EXERCISE DIRECTIONS: Set down the full listing exactly, character for character.

# START OF PROVIDED ENTRIES

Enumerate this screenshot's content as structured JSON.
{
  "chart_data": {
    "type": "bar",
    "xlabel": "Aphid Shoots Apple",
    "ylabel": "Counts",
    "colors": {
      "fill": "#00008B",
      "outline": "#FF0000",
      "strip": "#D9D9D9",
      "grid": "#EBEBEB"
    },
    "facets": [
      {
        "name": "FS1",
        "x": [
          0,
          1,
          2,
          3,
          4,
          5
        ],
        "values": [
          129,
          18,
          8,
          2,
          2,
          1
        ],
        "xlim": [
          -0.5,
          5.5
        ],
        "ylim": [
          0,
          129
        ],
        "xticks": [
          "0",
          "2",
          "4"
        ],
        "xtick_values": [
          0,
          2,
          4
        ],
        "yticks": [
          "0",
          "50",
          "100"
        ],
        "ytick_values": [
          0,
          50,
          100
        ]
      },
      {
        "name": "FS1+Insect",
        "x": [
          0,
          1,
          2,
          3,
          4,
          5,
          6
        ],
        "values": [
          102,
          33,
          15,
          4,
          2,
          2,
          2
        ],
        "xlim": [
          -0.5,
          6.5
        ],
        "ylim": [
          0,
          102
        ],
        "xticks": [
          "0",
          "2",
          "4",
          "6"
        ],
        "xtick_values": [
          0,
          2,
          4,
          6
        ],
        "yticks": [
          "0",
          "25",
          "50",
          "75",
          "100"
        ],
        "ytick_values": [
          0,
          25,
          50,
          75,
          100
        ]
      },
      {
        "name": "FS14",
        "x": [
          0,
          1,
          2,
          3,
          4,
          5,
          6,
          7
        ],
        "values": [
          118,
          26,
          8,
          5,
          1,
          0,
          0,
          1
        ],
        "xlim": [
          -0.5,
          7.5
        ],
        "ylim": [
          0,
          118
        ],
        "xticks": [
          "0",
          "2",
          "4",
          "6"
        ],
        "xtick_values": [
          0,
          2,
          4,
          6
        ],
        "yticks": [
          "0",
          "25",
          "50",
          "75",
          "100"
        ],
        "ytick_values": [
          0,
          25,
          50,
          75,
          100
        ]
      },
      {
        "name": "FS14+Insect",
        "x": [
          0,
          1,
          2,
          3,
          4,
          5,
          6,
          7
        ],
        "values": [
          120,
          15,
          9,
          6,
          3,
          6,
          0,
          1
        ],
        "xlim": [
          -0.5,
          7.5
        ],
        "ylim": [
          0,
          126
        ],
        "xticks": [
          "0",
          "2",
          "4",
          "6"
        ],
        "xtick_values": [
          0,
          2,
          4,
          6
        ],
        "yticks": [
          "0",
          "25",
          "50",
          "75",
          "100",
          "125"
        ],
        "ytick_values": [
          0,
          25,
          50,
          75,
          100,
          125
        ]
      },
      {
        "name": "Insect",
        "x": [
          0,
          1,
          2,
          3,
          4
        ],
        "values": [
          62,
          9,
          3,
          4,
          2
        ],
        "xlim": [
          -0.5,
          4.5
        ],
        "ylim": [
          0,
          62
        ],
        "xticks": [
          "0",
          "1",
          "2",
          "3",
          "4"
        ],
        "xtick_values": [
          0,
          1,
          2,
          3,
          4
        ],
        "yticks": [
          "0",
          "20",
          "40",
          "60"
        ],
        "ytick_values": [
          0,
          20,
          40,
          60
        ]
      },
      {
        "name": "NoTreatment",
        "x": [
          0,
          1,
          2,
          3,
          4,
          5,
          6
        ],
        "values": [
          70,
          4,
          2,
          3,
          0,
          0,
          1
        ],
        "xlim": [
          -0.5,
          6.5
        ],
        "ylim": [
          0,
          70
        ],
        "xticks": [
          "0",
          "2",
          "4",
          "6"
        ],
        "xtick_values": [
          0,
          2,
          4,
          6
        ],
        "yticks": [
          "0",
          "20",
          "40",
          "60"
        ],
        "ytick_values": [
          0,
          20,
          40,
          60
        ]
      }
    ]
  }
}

# END OF PROVIDED ENTRIES

EXPECTED ANSWER:
Enumerate this screenshot's content as structured JSON.
{
  "chart_data": {
    "type": "bar",
    "xlabel": "Aphid Shoots Apple",
    "ylabel": "Counts",
    "colors": {
      "fill": "#00008B",
      "outline": "#FF0000",
      "strip": "#D9D9D9",
      "grid": "#EBEBEB"
    },
    "facets": [
      {
        "name": "FS1",
        "x": [
          0,
          1,
          2,
          3,
          4,
          5
        ],
        "values": [
          129,
          18,
          8,
          2,
          2,
          1
        ],
        "xlim": [
          -0.5,
          5.5
        ],
        "ylim": [
          0,
          129
        ],
        "xticks": [
          "0",
          "2",
          "4"
        ],
        "xtick_values": [
          0,
          2,
          4
        ],
        "yticks": [
          "0",
          "50",
          "100"
        ],
        "ytick_values": [
          0,
          50,
          100
        ]
      },
      {
        "name": "FS1+Insect",
        "x": [
          0,
          1,
          2,
          3,
          4,
          5,
          6
        ],
        "values": [
          102,
          33,
          15,
          4,
          2,
          2,
          2
        ],
        "xlim": [
          -0.5,
          6.5
        ],
        "ylim": [
          0,
          102
        ],
        "xticks": [
          "0",
          "2",
          "4",
          "6"
        ],
        "xtick_values": [
          0,
          2,
          4,
          6
        ],
        "yticks": [
          "0",
          "25",
          "50",
          "75",
          "100"
        ],
        "ytick_values": [
          0,
          25,
          50,
          75,
          100
        ]
      },
      {
        "name": "FS14",
        "x": [
          0,
          1,
          2,
          3,
          4,
          5,
          6,
          7
        ],
        "values": [
          118,
          26,
          8,
          5,
          1,
          0,
          0,
          1
        ],
        "xlim": [
          -0.5,
          7.5
        ],
        "ylim": [
          0,
          118
        ],
        "xticks": [
          "0",
          "2",
          "4",
          "6"
        ],
        "xtick_values": [
          0,
          2,
          4,
          6
        ],
        "yticks": [
          "0",
          "25",
          "50",
          "75",
          "100"
        ],
        "ytick_values": [
          0,
          25,
          50,
          75,
          100
        ]
      },
      {
        "name": "FS14+Insect",
        "x": [
          0,
          1,
          2,
          3,
          4,
          5,
          6,
          7
        ],
        "values": [
          120,
          15,
          9,
          6,
          3,
          6,
          0,
          1
        ],
        "xlim": [
          -0.5,
          7.5
        ],
        "ylim": [
          0,
          126
        ],
        "xticks": [
          "0",
          "2",
          "4",
          "6"
        ],
        "xtick_values": [
          0,
          2,
          4,
          6
        ],
        "yticks": [
          "0",
          "25",
          "50",
          "75",
          "100",
          "125"
        ],
        "ytick_values": [
          0,
          25,
          50,
          75,
          100,
          125
        ]
      },
      {
        "name": "Insect",
        "x": [
          0,
          1,
          2,
          3,
          4
        ],
        "values": [
          62,
          9,
          3,
          4,
          2
        ],
        "xlim": [
          -0.5,
          4.5
        ],
        "ylim": [
          0,
          62
        ],
        "xticks": [
          "0",
          "1",
          "2",
          "3",
          "4"
        ],
        "xtick_values": [
          0,
          1,
          2,
          3,
          4
        ],
        "yticks": [
          "0",
          "20",
          "40",
          "60"
        ],
        "ytick_values": [
          0,
          20,
          40,
          60
        ]
      },
      {
        "name": "NoTreatment",
        "x": [
          0,
          1,
          2,
          3,
          4,
          5,
          6
        ],
        "values": [
          70,
          4,
          2,
          3,
          0,
          0,
          1
        ],
        "xlim": [
          -0.5,
          6.5
        ],
        "ylim": [
          0,
          70
        ],
        "xticks": [
          "0",
          "2",
          "4",
          "6"
        ],
        "xtick_values": [
          0,
          2,
          4,
          6
        ],
        "yticks": [
          "0",
          "20",
          "40",
          "60"
        ],
        "ytick_values": [
          0,
          20,
          40,
          60
        ]
      }
    ]
  }
}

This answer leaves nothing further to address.